- Written problem
Copy all of the data below exactly as it appears, line for line. Leave out the pictures.

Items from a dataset

>>>

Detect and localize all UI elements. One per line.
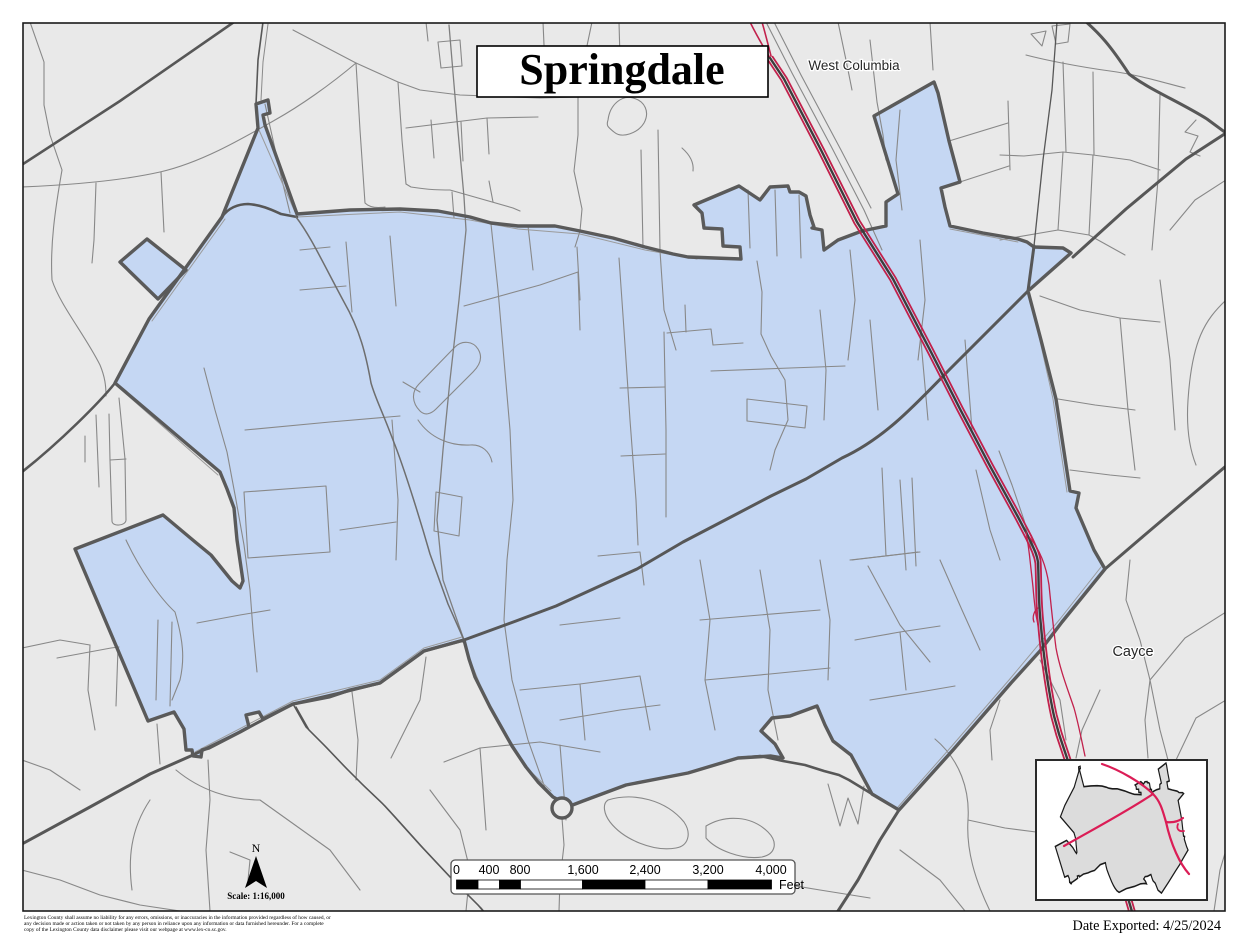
svg-text:Springdale: Springdale <box>519 45 724 94</box>
svg-text:4,000: 4,000 <box>755 863 786 877</box>
svg-text:1,600: 1,600 <box>567 863 598 877</box>
svg-text:Lexington County shall assume: Lexington County shall assume no liabili… <box>24 914 331 921</box>
svg-text:any decision made or action ta: any decision made or action taken or not… <box>24 920 324 927</box>
svg-text:Scale: 1:16,000: Scale: 1:16,000 <box>227 891 285 901</box>
svg-text:400: 400 <box>479 863 500 877</box>
svg-text:2,400: 2,400 <box>629 863 660 877</box>
svg-text:800: 800 <box>510 863 531 877</box>
svg-text:3,200: 3,200 <box>692 863 723 877</box>
svg-text:0: 0 <box>453 863 460 877</box>
svg-text:Date Exported: 4/25/2024: Date Exported: 4/25/2024 <box>1073 918 1222 934</box>
svg-text:N: N <box>252 841 261 855</box>
svg-text:West Columbia: West Columbia <box>808 58 900 73</box>
svg-text:copy of the Lexington County d: copy of the Lexington County data discla… <box>24 926 227 933</box>
svg-text:Feet: Feet <box>779 878 805 892</box>
svg-text:Cayce: Cayce <box>1112 644 1153 660</box>
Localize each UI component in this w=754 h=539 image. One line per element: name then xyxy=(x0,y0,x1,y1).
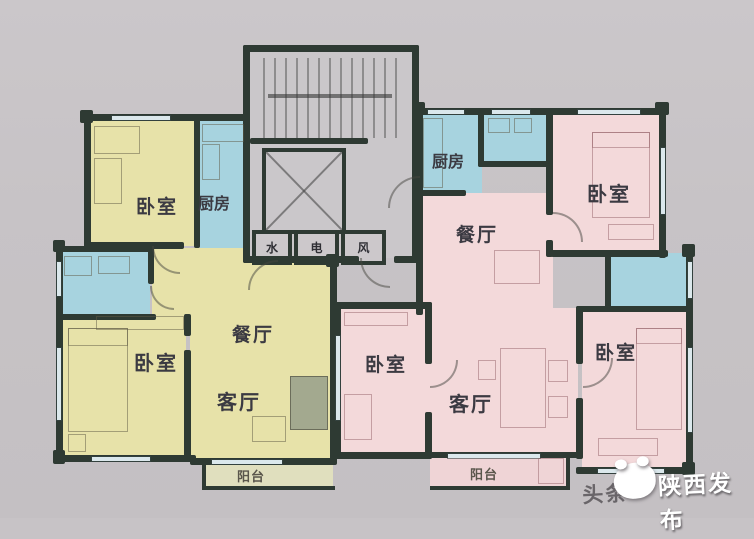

<<<

- Solution below
Detect and localize all UI elements. One per line.
svg-text:Springdale: Springdale <box>519 45 724 94</box>
svg-text:4,000: 4,000 <box>755 863 786 877</box>
svg-text:1,600: 1,600 <box>567 863 598 877</box>
svg-text:Lexington County shall assume: Lexington County shall assume no liabili… <box>24 914 331 921</box>
svg-text:any decision made or action ta: any decision made or action taken or not… <box>24 920 324 927</box>
svg-text:Scale: 1:16,000: Scale: 1:16,000 <box>227 891 285 901</box>
svg-text:400: 400 <box>479 863 500 877</box>
svg-text:2,400: 2,400 <box>629 863 660 877</box>
svg-text:800: 800 <box>510 863 531 877</box>
svg-text:3,200: 3,200 <box>692 863 723 877</box>
svg-text:0: 0 <box>453 863 460 877</box>
svg-text:Date Exported: 4/25/2024: Date Exported: 4/25/2024 <box>1073 918 1222 934</box>
svg-text:N: N <box>252 841 261 855</box>
svg-text:West Columbia: West Columbia <box>808 58 900 73</box>
svg-text:copy of the Lexington County d: copy of the Lexington County data discla… <box>24 926 227 933</box>
svg-text:Feet: Feet <box>779 878 805 892</box>
svg-text:Cayce: Cayce <box>1112 644 1153 660</box>
Localize each UI component in this w=754 h=539 image. One line per element: name then xyxy=(x0,y0,x1,y1).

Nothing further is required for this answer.